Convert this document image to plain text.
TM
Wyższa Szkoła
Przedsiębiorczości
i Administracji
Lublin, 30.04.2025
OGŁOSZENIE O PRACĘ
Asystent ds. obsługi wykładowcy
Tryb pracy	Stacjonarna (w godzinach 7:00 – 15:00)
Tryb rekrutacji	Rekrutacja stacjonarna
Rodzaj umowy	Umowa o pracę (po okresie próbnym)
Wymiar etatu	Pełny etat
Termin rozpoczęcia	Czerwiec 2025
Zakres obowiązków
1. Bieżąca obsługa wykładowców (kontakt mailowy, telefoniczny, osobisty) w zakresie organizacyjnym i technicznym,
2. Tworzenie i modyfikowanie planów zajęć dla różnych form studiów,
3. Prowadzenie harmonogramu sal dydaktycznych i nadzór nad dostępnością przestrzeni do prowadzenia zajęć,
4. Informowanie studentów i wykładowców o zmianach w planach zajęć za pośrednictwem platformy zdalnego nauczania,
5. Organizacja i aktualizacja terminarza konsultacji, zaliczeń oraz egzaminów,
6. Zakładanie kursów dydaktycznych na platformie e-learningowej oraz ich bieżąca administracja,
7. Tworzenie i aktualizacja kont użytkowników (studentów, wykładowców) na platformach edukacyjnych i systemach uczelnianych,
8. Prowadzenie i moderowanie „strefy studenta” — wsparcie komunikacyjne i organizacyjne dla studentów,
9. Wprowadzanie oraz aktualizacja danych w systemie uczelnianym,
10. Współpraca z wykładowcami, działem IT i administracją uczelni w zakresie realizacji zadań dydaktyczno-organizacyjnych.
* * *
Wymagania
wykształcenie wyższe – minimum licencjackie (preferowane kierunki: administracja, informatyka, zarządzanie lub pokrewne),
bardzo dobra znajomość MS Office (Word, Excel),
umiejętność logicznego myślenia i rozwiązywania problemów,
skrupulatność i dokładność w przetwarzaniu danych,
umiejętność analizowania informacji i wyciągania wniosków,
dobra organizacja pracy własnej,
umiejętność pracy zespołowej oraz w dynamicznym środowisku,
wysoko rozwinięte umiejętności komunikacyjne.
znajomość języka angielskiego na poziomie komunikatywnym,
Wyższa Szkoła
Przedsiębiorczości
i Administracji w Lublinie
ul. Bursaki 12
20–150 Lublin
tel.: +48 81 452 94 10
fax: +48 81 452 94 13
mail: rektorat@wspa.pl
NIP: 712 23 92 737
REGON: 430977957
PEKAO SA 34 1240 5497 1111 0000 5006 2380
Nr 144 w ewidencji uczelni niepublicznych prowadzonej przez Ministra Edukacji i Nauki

※

--- What is being asked ---
Make an exact copy of every line in the data.

--- The reply ---
Convert this document image to plain text.
TM
Wyższa Szkoła
Przedsiębiorczości
i Administracji
Lublin, 30.04.2025
OGŁOSZENIE O PRACĘ
Asystent ds. obsługi wykładowcy
Tryb pracy	Stacjonarna (w godzinach 7:00 – 15:00)
Tryb rekrutacji	Rekrutacja stacjonarna
Rodzaj umowy	Umowa o pracę (po okresie próbnym)
Wymiar etatu	Pełny etat
Termin rozpoczęcia	Czerwiec 2025
Zakres obowiązków
1. Bieżąca obsługa wykładowców (kontakt mailowy, telefoniczny, osobisty) w zakresie organizacyjnym i technicznym,
2. Tworzenie i modyfikowanie planów zajęć dla różnych form studiów,
3. Prowadzenie harmonogramu sal dydaktycznych i nadzór nad dostępnością przestrzeni do prowadzenia zajęć,
4. Informowanie studentów i wykładowców o zmianach w planach zajęć za pośrednictwem platformy zdalnego nauczania,
5. Organizacja i aktualizacja terminarza konsultacji, zaliczeń oraz egzaminów,
6. Zakładanie kursów dydaktycznych na platformie e-learningowej oraz ich bieżąca administracja,
7. Tworzenie i aktualizacja kont użytkowników (studentów, wykładowców) na platformach edukacyjnych i systemach uczelnianych,
8. Prowadzenie i moderowanie „strefy studenta” — wsparcie komunikacyjne i organizacyjne dla studentów,
9. Wprowadzanie oraz aktualizacja danych w systemie uczelnianym,
10. Współpraca z wykładowcami, działem IT i administracją uczelni w zakresie realizacji zadań dydaktyczno-organizacyjnych.
* * *
Wymagania
wykształcenie wyższe – minimum licencjackie (preferowane kierunki: administracja, informatyka, zarządzanie lub pokrewne),
bardzo dobra znajomość MS Office (Word, Excel),
umiejętność logicznego myślenia i rozwiązywania problemów,
skrupulatność i dokładność w przetwarzaniu danych,
umiejętność analizowania informacji i wyciągania wniosków,
dobra organizacja pracy własnej,
umiejętność pracy zespołowej oraz w dynamicznym środowisku,
wysoko rozwinięte umiejętności komunikacyjne.
znajomość języka angielskiego na poziomie komunikatywnym,
Wyższa Szkoła
Przedsiębiorczości
i Administracji w Lublinie
ul. Bursaki 12
20–150 Lublin
tel.: +48 81 452 94 10
fax: +48 81 452 94 13
mail: rektorat@wspa.pl
NIP: 712 23 92 737
REGON: 430977957
PEKAO SA 34 1240 5497 1111 0000 5006 2380
Nr 144 w ewidencji uczelni niepublicznych prowadzonej przez Ministra Edukacji i Nauki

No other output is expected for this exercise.